__EXERCISE AIM__. Copy every line in which the string "text" occurs.

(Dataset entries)
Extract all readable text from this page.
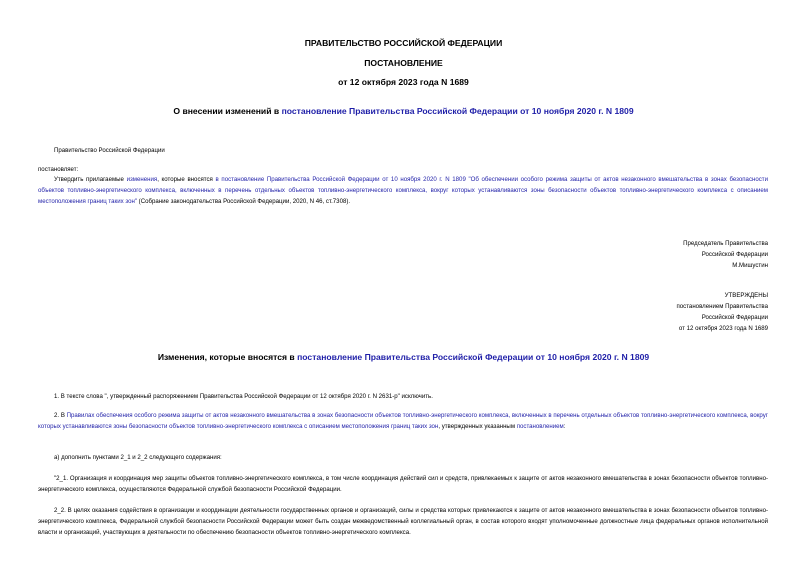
ПРАВИТЕЛЬСТВО РОССИЙСКОЙ ФЕДЕРАЦИИ
ПОСТАНОВЛЕНИЕ
от 12 октября 2023 года N 1689
О внесении изменений в постановление Правительства Российской Федерации от 10 ноября 2020 г. N 1809
Правительство Российской Федерации
постановляет:
Утвердить прилагаемые изменения, которые вносятся в постановление Правительства Российской Федерации от 10 ноября 2020 г. N 1809 "Об обеспечении особого режима защиты от актов незаконного вмешательства в зонах безопасности объектов топливно-энергетического комплекса, включенных в перечень отдельных объектов топливно-энергетического комплекса, вокруг которых устанавливаются зоны безопасности объектов топливно-энергетического комплекса с описанием местоположения границ таких зон" (Собрание законодательства Российской Федерации, 2020, N 46, ст.7308).
Председатель Правительства
Российской Федерации
М.Мишустин
УТВЕРЖДЕНЫ
постановлением Правительства
Российской Федерации
от 12 октября 2023 года N 1689
Изменения, которые вносятся в постановление Правительства Российской Федерации от 10 ноября 2020 г. N 1809
1. В тексте слова ", утвержденный распоряжением Правительства Российской Федерации от 12 октября 2020 г. N 2631-р" исключить.
2. В Правилах обеспечения особого режима защиты от актов незаконного вмешательства в зонах безопасности объектов топливно-энергетического комплекса, включенных в перечень отдельных объектов топливно-энергетического комплекса, вокруг которых устанавливаются зоны безопасности объектов топливно-энергетического комплекса с описанием местоположения границ таких зон, утвержденных указанным постановлением:
а) дополнить пунктами 2_1 и 2_2 следующего содержания:
"2_1. Организация и координация мер защиты объектов топливно-энергетического комплекса, в том числе координация действий сил и средств, привлекаемых к защите от актов незаконного вмешательства в зонах безопасности объектов топливно-энергетического комплекса, осуществляются Федеральной службой безопасности Российской Федерации.
2_2. В целях оказания содействия в организации и координации деятельности государственных органов и организаций, силы и средства которых привлекаются к защите от актов незаконного вмешательства в зонах безопасности объектов топливно-энергетического комплекса, Федеральной службой безопасности Российской Федерации может быть создан межведомственный коллегиальный орган, в состав которого входят уполномоченные должностные лица федеральных органов исполнительной власти и организаций, участвующих в деятельности по обеспечению безопасности объектов топливно-энергетического комплекса.
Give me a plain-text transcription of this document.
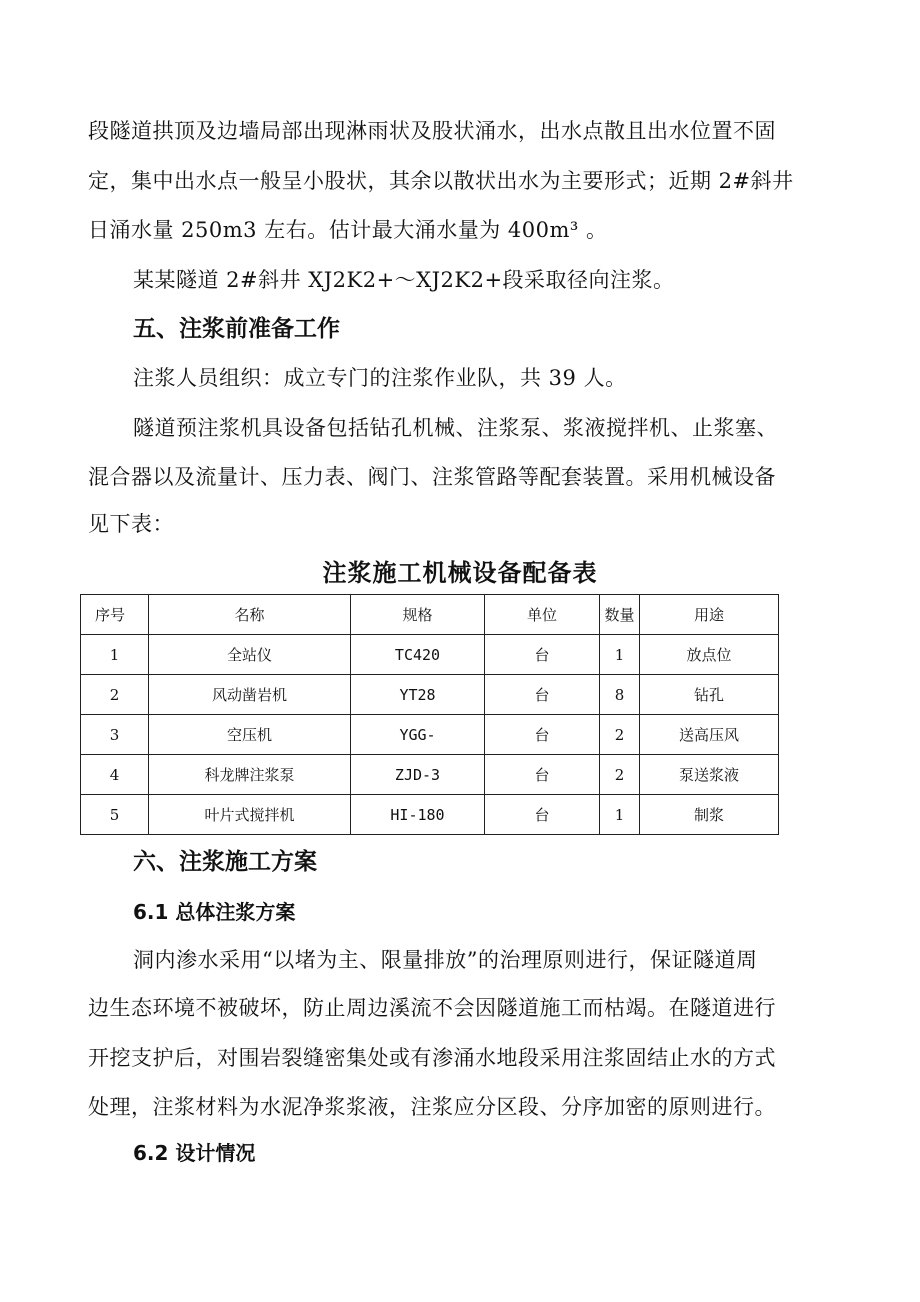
段隧道拱顶及边墙局部出现淋雨状及股状涌水，出水点散且出水位置不固
定，集中出水点一般呈小股状，其余以散状出水为主要形式；近期 2#斜井
日涌水量 250m3 左右。估计最大涌水量为 400m³ 。
某某隧道 2#斜井 XJ2K2+～XJ2K2+段采取径向注浆。
五、注浆前准备工作
注浆人员组织：成立专门的注浆作业队，共 39 人。
隧道预注浆机具设备包括钻孔机械、注浆泵、浆液搅拌机、止浆塞、
混合器以及流量计、压力表、阀门、注浆管路等配套装置。采用机械设备
见下表：
注浆施工机械设备配备表
序号	名称	规格	单位	数量	用途
1	全站仪	TC420	台	1	放点位
2	风动凿岩机	YT28	台	8	钻孔
3	空压机	YGG-	台	2	送高压风
4	科龙牌注浆泵	ZJD-3	台	2	泵送浆液
5	叶片式搅拌机	HI-180	台	1	制浆
六、注浆施工方案
6.1 总体注浆方案
洞内渗水采用“以堵为主、限量排放”的治理原则进行，保证隧道周
边生态环境不被破坏，防止周边溪流不会因隧道施工而枯竭。在隧道进行
开挖支护后，对围岩裂缝密集处或有渗涌水地段采用注浆固结止水的方式
处理，注浆材料为水泥净浆浆液，注浆应分区段、分序加密的原则进行。
6.2 设计情况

__FINISHED EXERCISE__.
Extract all readable text from this page.
Give me a plain-text transcription of this document.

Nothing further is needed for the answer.